Job: Without altering anything, repeat each of the records.

start Given data

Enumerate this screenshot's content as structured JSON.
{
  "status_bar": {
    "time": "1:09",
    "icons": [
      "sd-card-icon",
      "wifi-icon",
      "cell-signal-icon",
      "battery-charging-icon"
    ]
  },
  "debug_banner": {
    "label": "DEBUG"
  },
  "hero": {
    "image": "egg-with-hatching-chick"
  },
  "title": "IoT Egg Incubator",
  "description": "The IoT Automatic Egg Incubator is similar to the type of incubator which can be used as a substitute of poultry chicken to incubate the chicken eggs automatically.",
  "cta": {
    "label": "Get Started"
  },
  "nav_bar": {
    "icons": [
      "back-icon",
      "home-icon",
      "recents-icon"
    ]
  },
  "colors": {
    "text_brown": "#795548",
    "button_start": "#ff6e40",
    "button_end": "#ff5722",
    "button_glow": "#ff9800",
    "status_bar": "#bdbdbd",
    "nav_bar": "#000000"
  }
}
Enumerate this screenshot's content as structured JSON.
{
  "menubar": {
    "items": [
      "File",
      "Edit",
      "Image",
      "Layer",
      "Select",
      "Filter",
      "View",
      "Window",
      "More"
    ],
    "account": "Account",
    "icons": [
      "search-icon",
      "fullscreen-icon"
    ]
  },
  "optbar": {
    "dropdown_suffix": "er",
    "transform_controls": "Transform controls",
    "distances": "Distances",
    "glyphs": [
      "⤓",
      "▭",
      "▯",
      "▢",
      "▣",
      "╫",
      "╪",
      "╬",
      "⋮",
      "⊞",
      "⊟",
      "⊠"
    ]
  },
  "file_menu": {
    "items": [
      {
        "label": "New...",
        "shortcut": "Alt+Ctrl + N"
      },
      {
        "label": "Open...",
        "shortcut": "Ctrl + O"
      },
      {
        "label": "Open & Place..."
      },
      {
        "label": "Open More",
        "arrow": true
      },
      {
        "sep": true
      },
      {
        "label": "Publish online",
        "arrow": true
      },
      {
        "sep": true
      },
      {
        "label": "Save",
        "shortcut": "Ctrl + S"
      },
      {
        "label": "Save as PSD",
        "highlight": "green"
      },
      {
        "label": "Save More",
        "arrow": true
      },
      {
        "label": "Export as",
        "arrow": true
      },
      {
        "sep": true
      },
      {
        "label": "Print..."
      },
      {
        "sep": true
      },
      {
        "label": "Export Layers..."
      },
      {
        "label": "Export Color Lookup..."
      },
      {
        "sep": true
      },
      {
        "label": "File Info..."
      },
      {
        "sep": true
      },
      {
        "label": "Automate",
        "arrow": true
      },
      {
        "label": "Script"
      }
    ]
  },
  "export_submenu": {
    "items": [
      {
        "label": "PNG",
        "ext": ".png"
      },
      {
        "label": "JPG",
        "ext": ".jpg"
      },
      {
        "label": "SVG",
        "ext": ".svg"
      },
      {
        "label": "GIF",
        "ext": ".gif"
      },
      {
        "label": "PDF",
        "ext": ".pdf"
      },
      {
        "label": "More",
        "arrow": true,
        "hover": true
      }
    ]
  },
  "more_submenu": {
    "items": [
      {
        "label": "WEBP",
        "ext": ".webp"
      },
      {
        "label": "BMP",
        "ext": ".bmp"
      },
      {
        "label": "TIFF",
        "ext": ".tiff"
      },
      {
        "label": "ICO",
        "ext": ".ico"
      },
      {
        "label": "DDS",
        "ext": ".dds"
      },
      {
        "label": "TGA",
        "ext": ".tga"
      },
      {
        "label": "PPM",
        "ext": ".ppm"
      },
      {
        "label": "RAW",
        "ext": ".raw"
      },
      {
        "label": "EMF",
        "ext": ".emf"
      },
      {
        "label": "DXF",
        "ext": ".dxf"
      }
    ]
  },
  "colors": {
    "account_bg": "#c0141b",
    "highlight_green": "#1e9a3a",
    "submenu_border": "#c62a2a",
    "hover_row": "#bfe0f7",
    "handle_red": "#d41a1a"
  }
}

end Given data

Output of the task:
Enumerate this screenshot's content as structured JSON.
{
  "status_bar": {
    "time": "1:09",
    "icons": [
      "sd-card-icon",
      "wifi-icon",
      "cell-signal-icon",
      "battery-charging-icon"
    ]
  },
  "debug_banner": {
    "label": "DEBUG"
  },
  "hero": {
    "image": "egg-with-hatching-chick"
  },
  "title": "IoT Egg Incubator",
  "description": "The IoT Automatic Egg Incubator is similar to the type of incubator which can be used as a substitute of poultry chicken to incubate the chicken eggs automatically.",
  "cta": {
    "label": "Get Started"
  },
  "nav_bar": {
    "icons": [
      "back-icon",
      "home-icon",
      "recents-icon"
    ]
  },
  "colors": {
    "text_brown": "#795548",
    "button_start": "#ff6e40",
    "button_end": "#ff5722",
    "button_glow": "#ff9800",
    "status_bar": "#bdbdbd",
    "nav_bar": "#000000"
  }
}
Enumerate this screenshot's content as structured JSON.
{
  "menubar": {
    "items": [
      "File",
      "Edit",
      "Image",
      "Layer",
      "Select",
      "Filter",
      "View",
      "Window",
      "More"
    ],
    "account": "Account",
    "icons": [
      "search-icon",
      "fullscreen-icon"
    ]
  },
  "optbar": {
    "dropdown_suffix": "er",
    "transform_controls": "Transform controls",
    "distances": "Distances",
    "glyphs": [
      "⤓",
      "▭",
      "▯",
      "▢",
      "▣",
      "╫",
      "╪",
      "╬",
      "⋮",
      "⊞",
      "⊟",
      "⊠"
    ]
  },
  "file_menu": {
    "items": [
      {
        "label": "New...",
        "shortcut": "Alt+Ctrl + N"
      },
      {
        "label": "Open...",
        "shortcut": "Ctrl + O"
      },
      {
        "label": "Open & Place..."
      },
      {
        "label": "Open More",
        "arrow": true
      },
      {
        "sep": true
      },
      {
        "label": "Publish online",
        "arrow": true
      },
      {
        "sep": true
      },
      {
        "label": "Save",
        "shortcut": "Ctrl + S"
      },
      {
        "label": "Save as PSD",
        "highlight": "green"
      },
      {
        "label": "Save More",
        "arrow": true
      },
      {
        "label": "Export as",
        "arrow": true
      },
      {
        "sep": true
      },
      {
        "label": "Print..."
      },
      {
        "sep": true
      },
      {
        "label": "Export Layers..."
      },
      {
        "label": "Export Color Lookup..."
      },
      {
        "sep": true
      },
      {
        "label": "File Info..."
      },
      {
        "sep": true
      },
      {
        "label": "Automate",
        "arrow": true
      },
      {
        "label": "Script"
      }
    ]
  },
  "export_submenu": {
    "items": [
      {
        "label": "PNG",
        "ext": ".png"
      },
      {
        "label": "JPG",
        "ext": ".jpg"
      },
      {
        "label": "SVG",
        "ext": ".svg"
      },
      {
        "label": "GIF",
        "ext": ".gif"
      },
      {
        "label": "PDF",
        "ext": ".pdf"
      },
      {
        "label": "More",
        "arrow": true,
        "hover": true
      }
    ]
  },
  "more_submenu": {
    "items": [
      {
        "label": "WEBP",
        "ext": ".webp"
      },
      {
        "label": "BMP",
        "ext": ".bmp"
      },
      {
        "label": "TIFF",
        "ext": ".tiff"
      },
      {
        "label": "ICO",
        "ext": ".ico"
      },
      {
        "label": "DDS",
        "ext": ".dds"
      },
      {
        "label": "TGA",
        "ext": ".tga"
      },
      {
        "label": "PPM",
        "ext": ".ppm"
      },
      {
        "label": "RAW",
        "ext": ".raw"
      },
      {
        "label": "EMF",
        "ext": ".emf"
      },
      {
        "label": "DXF",
        "ext": ".dxf"
      }
    ]
  },
  "colors": {
    "account_bg": "#c0141b",
    "highlight_green": "#1e9a3a",
    "submenu_border": "#c62a2a",
    "hover_row": "#bfe0f7",
    "handle_red": "#d41a1a"
  }
}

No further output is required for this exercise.